— Exercise brief —
Please give the entries again in full and exactly, without any picture.

[Data records]
- - - - - - -

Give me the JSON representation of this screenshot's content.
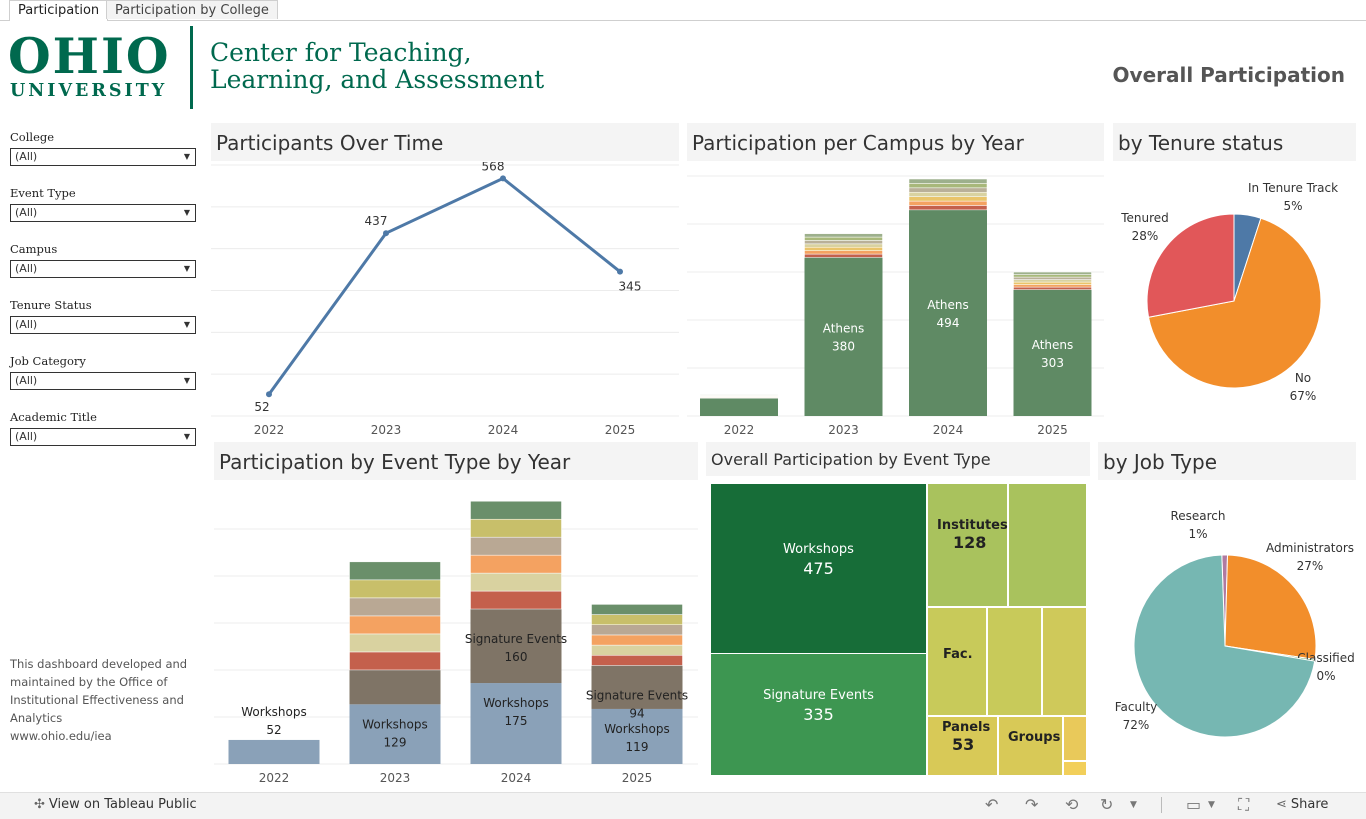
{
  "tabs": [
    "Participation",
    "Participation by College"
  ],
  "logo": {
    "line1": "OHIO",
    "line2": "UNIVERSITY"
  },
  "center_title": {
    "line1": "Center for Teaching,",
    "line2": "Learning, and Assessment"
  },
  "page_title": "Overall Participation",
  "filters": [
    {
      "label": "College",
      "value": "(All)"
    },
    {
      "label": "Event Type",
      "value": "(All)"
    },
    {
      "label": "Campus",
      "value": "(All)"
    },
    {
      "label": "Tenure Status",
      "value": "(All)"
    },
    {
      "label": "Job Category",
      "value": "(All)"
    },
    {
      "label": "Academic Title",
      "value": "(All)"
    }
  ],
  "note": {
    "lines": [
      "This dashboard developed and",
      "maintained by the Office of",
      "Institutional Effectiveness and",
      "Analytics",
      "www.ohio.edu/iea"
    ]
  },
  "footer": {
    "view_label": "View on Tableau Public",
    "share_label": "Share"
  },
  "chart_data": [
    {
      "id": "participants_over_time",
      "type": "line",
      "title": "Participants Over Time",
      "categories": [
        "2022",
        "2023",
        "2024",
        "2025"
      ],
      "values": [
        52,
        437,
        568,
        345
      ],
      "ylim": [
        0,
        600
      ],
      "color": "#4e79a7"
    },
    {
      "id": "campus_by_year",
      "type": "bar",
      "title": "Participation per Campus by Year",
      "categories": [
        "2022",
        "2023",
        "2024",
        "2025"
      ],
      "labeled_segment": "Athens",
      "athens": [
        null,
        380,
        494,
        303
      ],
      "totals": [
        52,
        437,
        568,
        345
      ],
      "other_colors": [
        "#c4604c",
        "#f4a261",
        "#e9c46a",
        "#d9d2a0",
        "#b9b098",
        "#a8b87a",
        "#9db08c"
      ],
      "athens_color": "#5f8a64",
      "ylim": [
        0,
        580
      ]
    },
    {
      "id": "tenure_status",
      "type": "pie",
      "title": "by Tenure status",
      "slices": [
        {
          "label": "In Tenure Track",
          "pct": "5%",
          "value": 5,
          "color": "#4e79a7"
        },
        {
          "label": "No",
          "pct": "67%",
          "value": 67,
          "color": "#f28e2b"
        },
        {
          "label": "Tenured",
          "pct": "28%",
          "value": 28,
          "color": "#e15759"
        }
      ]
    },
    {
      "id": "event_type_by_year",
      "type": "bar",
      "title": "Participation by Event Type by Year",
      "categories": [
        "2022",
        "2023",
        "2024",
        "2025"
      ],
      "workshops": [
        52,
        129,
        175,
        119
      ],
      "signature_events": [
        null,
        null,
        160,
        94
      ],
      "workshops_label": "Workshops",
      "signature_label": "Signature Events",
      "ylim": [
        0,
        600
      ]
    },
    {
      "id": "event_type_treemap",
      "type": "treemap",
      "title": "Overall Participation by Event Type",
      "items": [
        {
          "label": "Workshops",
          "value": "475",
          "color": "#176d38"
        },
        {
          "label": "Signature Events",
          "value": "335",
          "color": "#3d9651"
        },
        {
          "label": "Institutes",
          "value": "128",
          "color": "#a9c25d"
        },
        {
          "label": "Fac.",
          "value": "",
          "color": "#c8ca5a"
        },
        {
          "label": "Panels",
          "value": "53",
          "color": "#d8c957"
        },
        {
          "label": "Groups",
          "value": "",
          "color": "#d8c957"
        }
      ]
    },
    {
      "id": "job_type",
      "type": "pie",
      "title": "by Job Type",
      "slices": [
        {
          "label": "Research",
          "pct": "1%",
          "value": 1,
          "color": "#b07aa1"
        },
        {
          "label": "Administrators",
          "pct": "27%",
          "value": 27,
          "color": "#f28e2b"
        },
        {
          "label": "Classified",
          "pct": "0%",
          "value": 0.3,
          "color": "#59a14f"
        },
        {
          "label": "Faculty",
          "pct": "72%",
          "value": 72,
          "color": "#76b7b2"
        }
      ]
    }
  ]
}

- - - - - - -

— Reply to the task —
Give me the JSON representation of this screenshot's content.
{
  "tabs": [
    "Participation",
    "Participation by College"
  ],
  "logo": {
    "line1": "OHIO",
    "line2": "UNIVERSITY"
  },
  "center_title": {
    "line1": "Center for Teaching,",
    "line2": "Learning, and Assessment"
  },
  "page_title": "Overall Participation",
  "filters": [
    {
      "label": "College",
      "value": "(All)"
    },
    {
      "label": "Event Type",
      "value": "(All)"
    },
    {
      "label": "Campus",
      "value": "(All)"
    },
    {
      "label": "Tenure Status",
      "value": "(All)"
    },
    {
      "label": "Job Category",
      "value": "(All)"
    },
    {
      "label": "Academic Title",
      "value": "(All)"
    }
  ],
  "note": {
    "lines": [
      "This dashboard developed and",
      "maintained by the Office of",
      "Institutional Effectiveness and",
      "Analytics",
      "www.ohio.edu/iea"
    ]
  },
  "footer": {
    "view_label": "View on Tableau Public",
    "share_label": "Share"
  },
  "chart_data": [
    {
      "id": "participants_over_time",
      "type": "line",
      "title": "Participants Over Time",
      "categories": [
        "2022",
        "2023",
        "2024",
        "2025"
      ],
      "values": [
        52,
        437,
        568,
        345
      ],
      "ylim": [
        0,
        600
      ],
      "color": "#4e79a7"
    },
    {
      "id": "campus_by_year",
      "type": "bar",
      "title": "Participation per Campus by Year",
      "categories": [
        "2022",
        "2023",
        "2024",
        "2025"
      ],
      "labeled_segment": "Athens",
      "athens": [
        null,
        380,
        494,
        303
      ],
      "totals": [
        52,
        437,
        568,
        345
      ],
      "other_colors": [
        "#c4604c",
        "#f4a261",
        "#e9c46a",
        "#d9d2a0",
        "#b9b098",
        "#a8b87a",
        "#9db08c"
      ],
      "athens_color": "#5f8a64",
      "ylim": [
        0,
        580
      ]
    },
    {
      "id": "tenure_status",
      "type": "pie",
      "title": "by Tenure status",
      "slices": [
        {
          "label": "In Tenure Track",
          "pct": "5%",
          "value": 5,
          "color": "#4e79a7"
        },
        {
          "label": "No",
          "pct": "67%",
          "value": 67,
          "color": "#f28e2b"
        },
        {
          "label": "Tenured",
          "pct": "28%",
          "value": 28,
          "color": "#e15759"
        }
      ]
    },
    {
      "id": "event_type_by_year",
      "type": "bar",
      "title": "Participation by Event Type by Year",
      "categories": [
        "2022",
        "2023",
        "2024",
        "2025"
      ],
      "workshops": [
        52,
        129,
        175,
        119
      ],
      "signature_events": [
        null,
        null,
        160,
        94
      ],
      "workshops_label": "Workshops",
      "signature_label": "Signature Events",
      "ylim": [
        0,
        600
      ]
    },
    {
      "id": "event_type_treemap",
      "type": "treemap",
      "title": "Overall Participation by Event Type",
      "items": [
        {
          "label": "Workshops",
          "value": "475",
          "color": "#176d38"
        },
        {
          "label": "Signature Events",
          "value": "335",
          "color": "#3d9651"
        },
        {
          "label": "Institutes",
          "value": "128",
          "color": "#a9c25d"
        },
        {
          "label": "Fac.",
          "value": "",
          "color": "#c8ca5a"
        },
        {
          "label": "Panels",
          "value": "53",
          "color": "#d8c957"
        },
        {
          "label": "Groups",
          "value": "",
          "color": "#d8c957"
        }
      ]
    },
    {
      "id": "job_type",
      "type": "pie",
      "title": "by Job Type",
      "slices": [
        {
          "label": "Research",
          "pct": "1%",
          "value": 1,
          "color": "#b07aa1"
        },
        {
          "label": "Administrators",
          "pct": "27%",
          "value": 27,
          "color": "#f28e2b"
        },
        {
          "label": "Classified",
          "pct": "0%",
          "value": 0.3,
          "color": "#59a14f"
        },
        {
          "label": "Faculty",
          "pct": "72%",
          "value": 72,
          "color": "#76b7b2"
        }
      ]
    }
  ]
}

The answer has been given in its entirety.